>> BEGIN

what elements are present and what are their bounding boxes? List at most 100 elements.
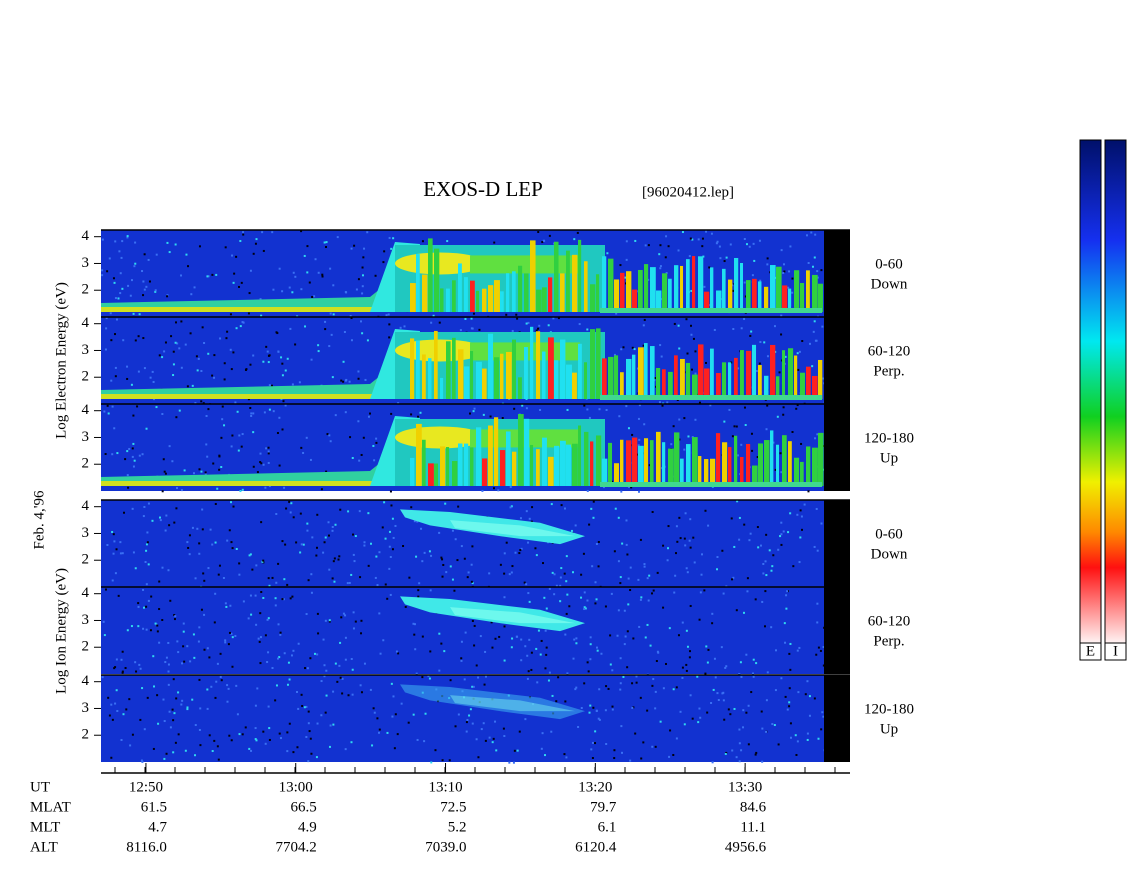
noise [606,252,609,255]
noise [348,581,351,584]
stripe [674,355,678,399]
noise [323,675,326,678]
noise [694,350,697,353]
noise [281,362,284,365]
noise [617,560,620,563]
stripe [788,441,792,486]
stripe [566,250,570,312]
noise [110,339,113,342]
noise [759,544,762,547]
panel-background [101,675,824,762]
title: EXOS-D LEP [423,177,543,201]
noise [126,474,129,477]
noise [184,343,187,346]
noise [594,581,597,584]
noise [391,548,394,551]
noise [395,650,398,653]
noise [268,384,271,387]
noise [402,545,405,548]
spectrogram-panel [101,499,850,589]
noise [129,294,132,297]
noise [101,274,104,277]
noise [119,272,122,275]
noise [277,623,280,626]
stripe [644,343,648,399]
noise [703,589,706,592]
noise [388,236,391,239]
stripe [800,282,805,312]
noise [278,464,281,467]
noise [114,240,117,243]
noise [320,680,323,683]
noise [359,320,362,323]
stripe [422,354,426,399]
noise [547,324,550,327]
noise [813,256,816,259]
noise [283,578,286,581]
noise [542,562,545,565]
noise [580,596,583,599]
noise [305,705,308,708]
noise [809,342,812,345]
noise [765,574,768,577]
noise [659,344,662,347]
stripe [488,425,493,486]
noise [759,341,762,344]
stripe [500,353,504,399]
stripe [620,272,625,312]
noise [815,653,818,656]
noise [545,607,548,610]
noise [511,329,514,332]
noise [664,256,667,259]
y-tick-label: 4 [82,402,90,418]
noise [540,639,543,642]
noise [256,687,259,690]
noise [211,273,214,276]
noise [440,642,443,645]
noise [286,683,289,686]
noise [101,269,104,272]
noise [219,337,222,340]
noise [291,595,294,598]
stripe [668,278,672,312]
noise [586,661,589,664]
noise [444,502,447,505]
noise [126,629,129,632]
noise [280,356,283,359]
noise [359,576,362,579]
noise [565,555,568,558]
noise [124,666,127,669]
noise [172,719,175,722]
noise [116,452,119,455]
stripe [656,368,661,399]
noise [755,662,758,665]
noise [274,699,277,702]
noise [332,560,335,563]
noise [683,537,686,540]
noise [198,678,201,681]
stripe [482,288,487,312]
stripe [710,458,716,486]
noise [473,624,476,627]
noise [309,737,312,740]
noise [242,321,245,324]
noise [342,380,345,383]
noise [138,663,141,666]
ephemeris-value: 4.9 [298,819,317,835]
stripe [686,259,690,312]
noise [379,652,382,655]
noise [784,695,787,698]
noise [634,732,637,735]
noise [573,238,576,241]
noise [297,642,300,645]
noise [131,733,134,736]
noise [267,450,270,453]
noise [254,704,257,707]
noise [711,761,714,764]
noise [187,546,190,549]
noise [620,490,623,493]
noise [421,676,424,679]
noise [146,531,149,534]
stripe [656,431,661,486]
noise [471,685,474,688]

>> END

* Short problem *
Please write out every row above word for word, leaving the pictures out.

* Answer to this exercise *
what elements are present and what are their bounding boxes? List at most 100 elements.
noise [606,252,609,255]
noise [348,581,351,584]
stripe [674,355,678,399]
noise [323,675,326,678]
noise [694,350,697,353]
noise [281,362,284,365]
noise [617,560,620,563]
stripe [788,441,792,486]
stripe [566,250,570,312]
noise [110,339,113,342]
noise [759,544,762,547]
panel-background [101,675,824,762]
title: EXOS-D LEP [423,177,543,201]
noise [126,474,129,477]
noise [184,343,187,346]
noise [594,581,597,584]
noise [391,548,394,551]
noise [395,650,398,653]
noise [268,384,271,387]
noise [402,545,405,548]
spectrogram-panel [101,499,850,589]
noise [129,294,132,297]
noise [101,274,104,277]
noise [119,272,122,275]
noise [277,623,280,626]
stripe [644,343,648,399]
noise [703,589,706,592]
noise [388,236,391,239]
stripe [800,282,805,312]
noise [278,464,281,467]
noise [114,240,117,243]
noise [320,680,323,683]
noise [359,320,362,323]
stripe [422,354,426,399]
noise [547,324,550,327]
noise [813,256,816,259]
noise [283,578,286,581]
noise [542,562,545,565]
noise [580,596,583,599]
noise [305,705,308,708]
noise [809,342,812,345]
noise [765,574,768,577]
noise [659,344,662,347]
stripe [488,425,493,486]
noise [759,341,762,344]
stripe [500,353,504,399]
stripe [620,272,625,312]
noise [815,653,818,656]
noise [545,607,548,610]
noise [511,329,514,332]
noise [664,256,667,259]
y-tick-label: 4 [82,402,90,418]
noise [540,639,543,642]
noise [256,687,259,690]
noise [211,273,214,276]
noise [440,642,443,645]
noise [286,683,289,686]
noise [101,269,104,272]
noise [219,337,222,340]
noise [291,595,294,598]
stripe [668,278,672,312]
noise [586,661,589,664]
noise [444,502,447,505]
noise [126,629,129,632]
noise [280,356,283,359]
noise [359,576,362,579]
noise [565,555,568,558]
noise [124,666,127,669]
noise [172,719,175,722]
noise [116,452,119,455]
stripe [656,368,661,399]
noise [755,662,758,665]
noise [274,699,277,702]
noise [332,560,335,563]
noise [683,537,686,540]
noise [198,678,201,681]
stripe [482,288,487,312]
stripe [710,458,716,486]
noise [473,624,476,627]
noise [309,737,312,740]
noise [242,321,245,324]
noise [342,380,345,383]
noise [138,663,141,666]
ephemeris-value: 4.9 [298,819,317,835]
stripe [686,259,690,312]
noise [379,652,382,655]
noise [784,695,787,698]
noise [634,732,637,735]
noise [573,238,576,241]
noise [297,642,300,645]
noise [131,733,134,736]
noise [267,450,270,453]
noise [254,704,257,707]
noise [711,761,714,764]
noise [187,546,190,549]
noise [620,490,623,493]
noise [421,676,424,679]
noise [146,531,149,534]
stripe [656,431,661,486]
noise [471,685,474,688]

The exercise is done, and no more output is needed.